Input material:
□ □ □ □

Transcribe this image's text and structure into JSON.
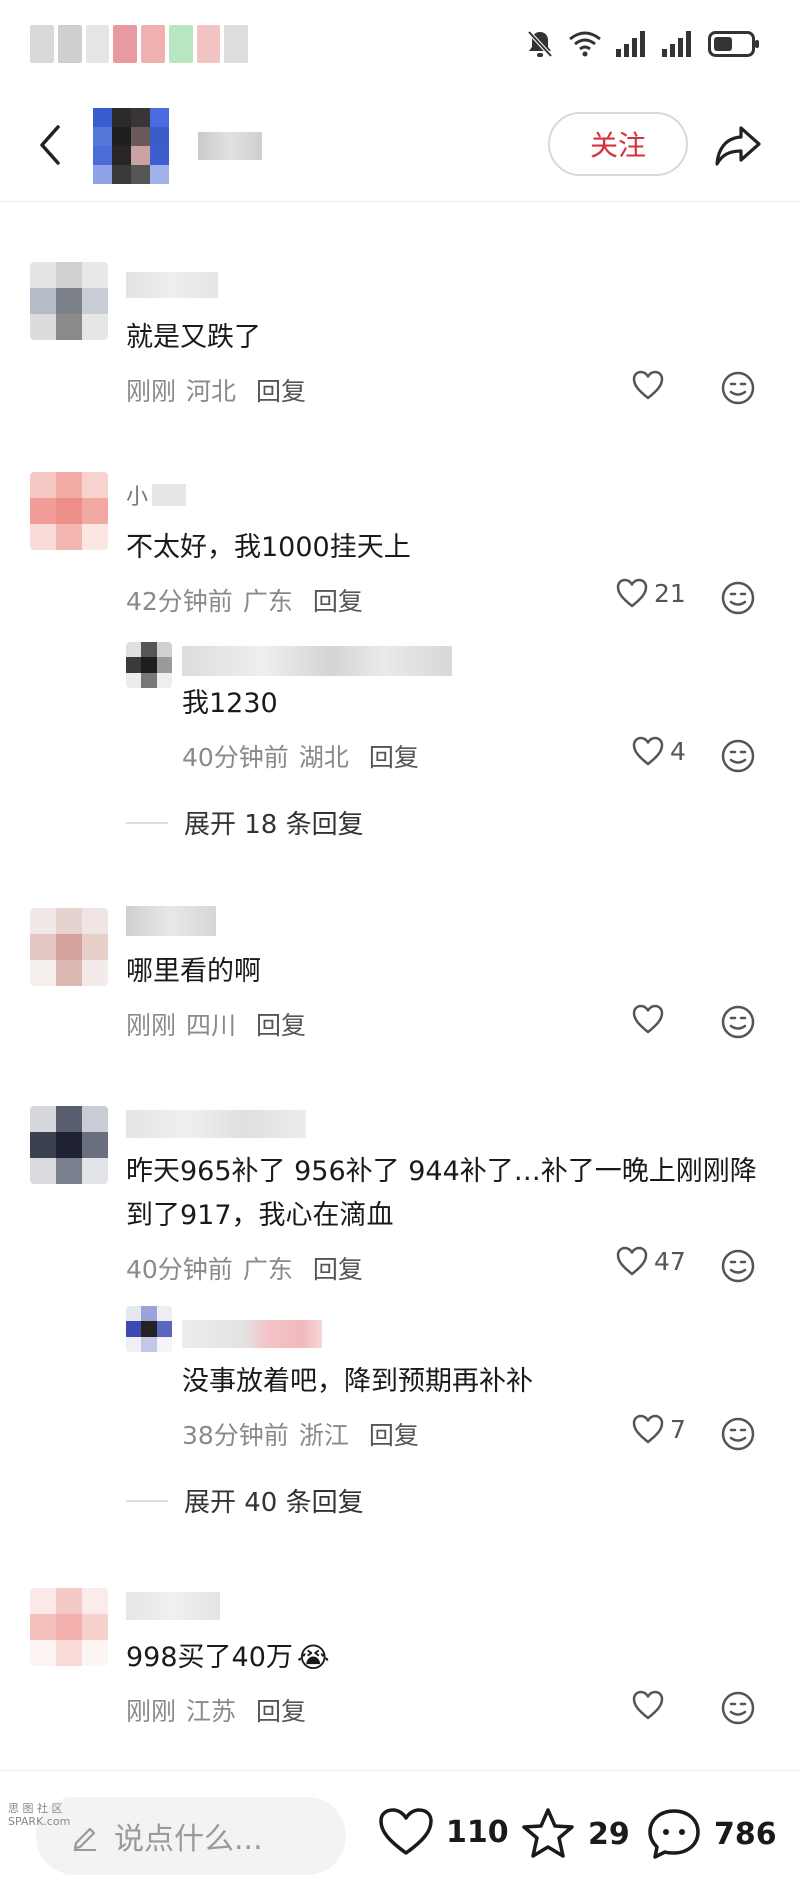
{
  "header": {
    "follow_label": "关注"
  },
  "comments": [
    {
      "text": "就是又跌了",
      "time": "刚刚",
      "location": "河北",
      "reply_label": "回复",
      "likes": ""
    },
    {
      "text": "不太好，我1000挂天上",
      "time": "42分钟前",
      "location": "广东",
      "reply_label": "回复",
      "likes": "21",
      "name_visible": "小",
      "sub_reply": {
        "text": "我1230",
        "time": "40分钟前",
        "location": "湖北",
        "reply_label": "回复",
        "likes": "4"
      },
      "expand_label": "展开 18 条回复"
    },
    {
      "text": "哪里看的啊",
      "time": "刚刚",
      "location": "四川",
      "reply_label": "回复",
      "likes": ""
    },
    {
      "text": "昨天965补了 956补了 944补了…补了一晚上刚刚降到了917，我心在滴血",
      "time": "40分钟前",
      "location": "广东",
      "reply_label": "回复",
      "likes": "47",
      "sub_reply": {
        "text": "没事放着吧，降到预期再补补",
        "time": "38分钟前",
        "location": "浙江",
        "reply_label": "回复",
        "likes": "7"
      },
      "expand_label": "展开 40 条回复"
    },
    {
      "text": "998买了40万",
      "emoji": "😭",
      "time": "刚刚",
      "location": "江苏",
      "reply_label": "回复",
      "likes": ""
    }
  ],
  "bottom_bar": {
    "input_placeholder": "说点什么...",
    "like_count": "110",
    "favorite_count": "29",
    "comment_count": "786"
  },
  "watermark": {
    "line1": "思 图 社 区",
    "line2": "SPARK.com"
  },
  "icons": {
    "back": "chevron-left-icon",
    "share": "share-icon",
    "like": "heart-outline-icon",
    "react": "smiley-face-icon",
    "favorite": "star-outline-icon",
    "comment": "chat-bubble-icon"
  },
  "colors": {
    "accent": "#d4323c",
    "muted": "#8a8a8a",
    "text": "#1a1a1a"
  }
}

□ □ □ □

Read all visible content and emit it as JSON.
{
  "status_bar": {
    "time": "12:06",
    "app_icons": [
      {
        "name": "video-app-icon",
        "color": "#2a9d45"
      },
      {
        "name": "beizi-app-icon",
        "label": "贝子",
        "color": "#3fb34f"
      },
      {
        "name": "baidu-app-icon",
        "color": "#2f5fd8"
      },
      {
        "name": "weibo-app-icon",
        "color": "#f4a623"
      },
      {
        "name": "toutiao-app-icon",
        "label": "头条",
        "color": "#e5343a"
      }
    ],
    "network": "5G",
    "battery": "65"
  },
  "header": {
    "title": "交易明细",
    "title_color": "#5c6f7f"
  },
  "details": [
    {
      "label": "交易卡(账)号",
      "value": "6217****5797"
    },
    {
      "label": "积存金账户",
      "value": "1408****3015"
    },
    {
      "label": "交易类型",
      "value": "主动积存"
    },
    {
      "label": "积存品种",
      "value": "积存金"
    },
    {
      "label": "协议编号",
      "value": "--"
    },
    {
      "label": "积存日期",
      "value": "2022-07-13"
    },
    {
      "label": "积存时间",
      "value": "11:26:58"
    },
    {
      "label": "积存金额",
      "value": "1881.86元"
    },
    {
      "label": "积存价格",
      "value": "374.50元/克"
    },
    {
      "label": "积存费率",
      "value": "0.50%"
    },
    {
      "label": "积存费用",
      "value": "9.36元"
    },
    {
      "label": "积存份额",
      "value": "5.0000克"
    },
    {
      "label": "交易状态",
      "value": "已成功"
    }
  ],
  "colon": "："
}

□ □ □ □

From the listing, tally every line with the word "text" in it and give only the tally.

9